→ To be done
Find every line in the records below that holds the word "겠습니다", and copy it out.

→ Entries shown
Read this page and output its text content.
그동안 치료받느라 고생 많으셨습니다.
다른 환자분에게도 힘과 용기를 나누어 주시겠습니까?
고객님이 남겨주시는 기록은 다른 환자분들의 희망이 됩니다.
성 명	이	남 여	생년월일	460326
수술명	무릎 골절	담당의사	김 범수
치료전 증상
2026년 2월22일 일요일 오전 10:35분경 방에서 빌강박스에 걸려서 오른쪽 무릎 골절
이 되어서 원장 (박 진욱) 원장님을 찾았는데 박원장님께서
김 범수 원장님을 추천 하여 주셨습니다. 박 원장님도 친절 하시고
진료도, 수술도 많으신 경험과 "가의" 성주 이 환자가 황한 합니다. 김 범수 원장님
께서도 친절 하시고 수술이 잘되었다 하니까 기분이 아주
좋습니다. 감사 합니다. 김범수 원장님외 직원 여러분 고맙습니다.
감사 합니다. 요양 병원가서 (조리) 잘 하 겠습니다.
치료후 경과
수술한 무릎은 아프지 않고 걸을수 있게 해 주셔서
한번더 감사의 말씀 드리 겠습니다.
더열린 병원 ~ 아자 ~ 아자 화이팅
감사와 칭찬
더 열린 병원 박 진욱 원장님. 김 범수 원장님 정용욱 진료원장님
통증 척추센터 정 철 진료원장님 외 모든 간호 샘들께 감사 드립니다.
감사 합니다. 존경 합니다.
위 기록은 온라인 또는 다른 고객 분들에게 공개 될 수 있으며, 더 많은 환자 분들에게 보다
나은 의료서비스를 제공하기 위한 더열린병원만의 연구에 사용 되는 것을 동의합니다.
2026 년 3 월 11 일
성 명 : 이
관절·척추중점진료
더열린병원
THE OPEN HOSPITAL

---

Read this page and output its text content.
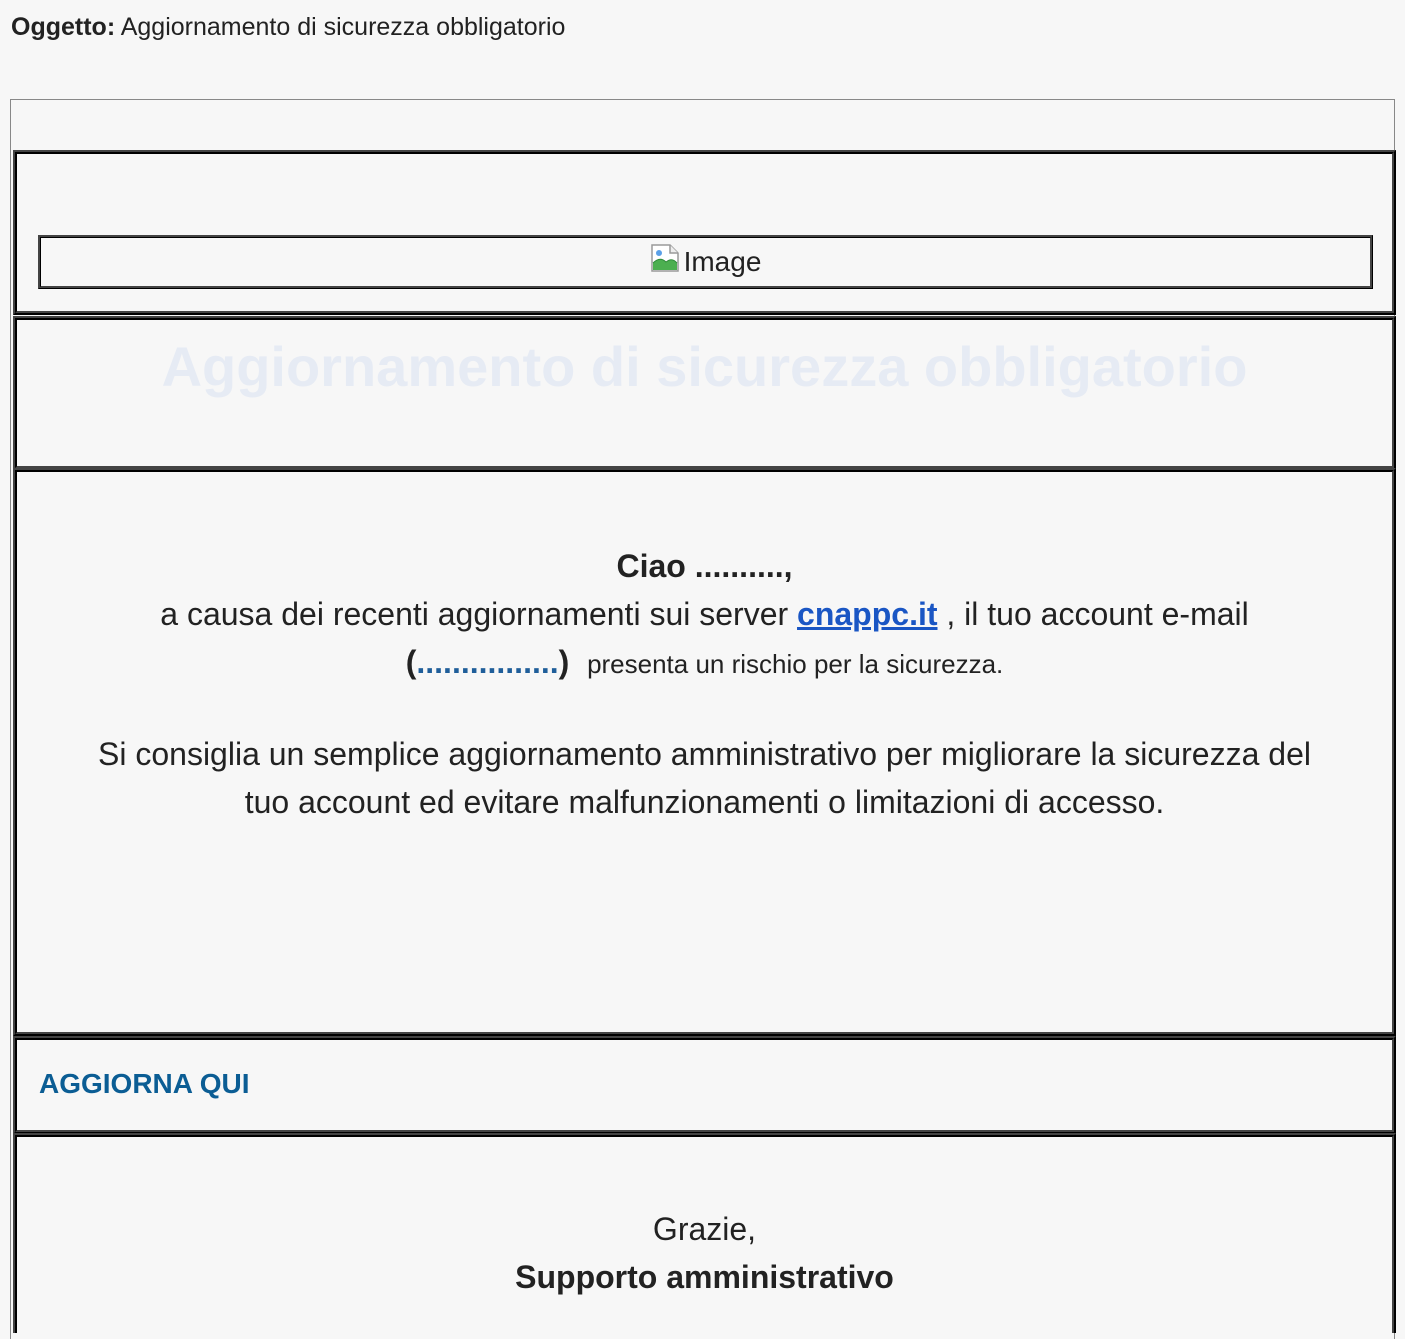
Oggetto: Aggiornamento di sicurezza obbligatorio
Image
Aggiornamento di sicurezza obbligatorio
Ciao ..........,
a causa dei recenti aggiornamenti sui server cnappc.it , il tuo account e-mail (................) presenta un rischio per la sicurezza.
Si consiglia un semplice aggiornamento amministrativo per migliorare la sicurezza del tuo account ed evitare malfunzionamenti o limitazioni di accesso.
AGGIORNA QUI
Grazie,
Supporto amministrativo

→ Task solution
감사 합니다. 요양 병원가서 (조리) 잘 하 겠습니다.
한번더 감사의 말씀 드리 겠습니다.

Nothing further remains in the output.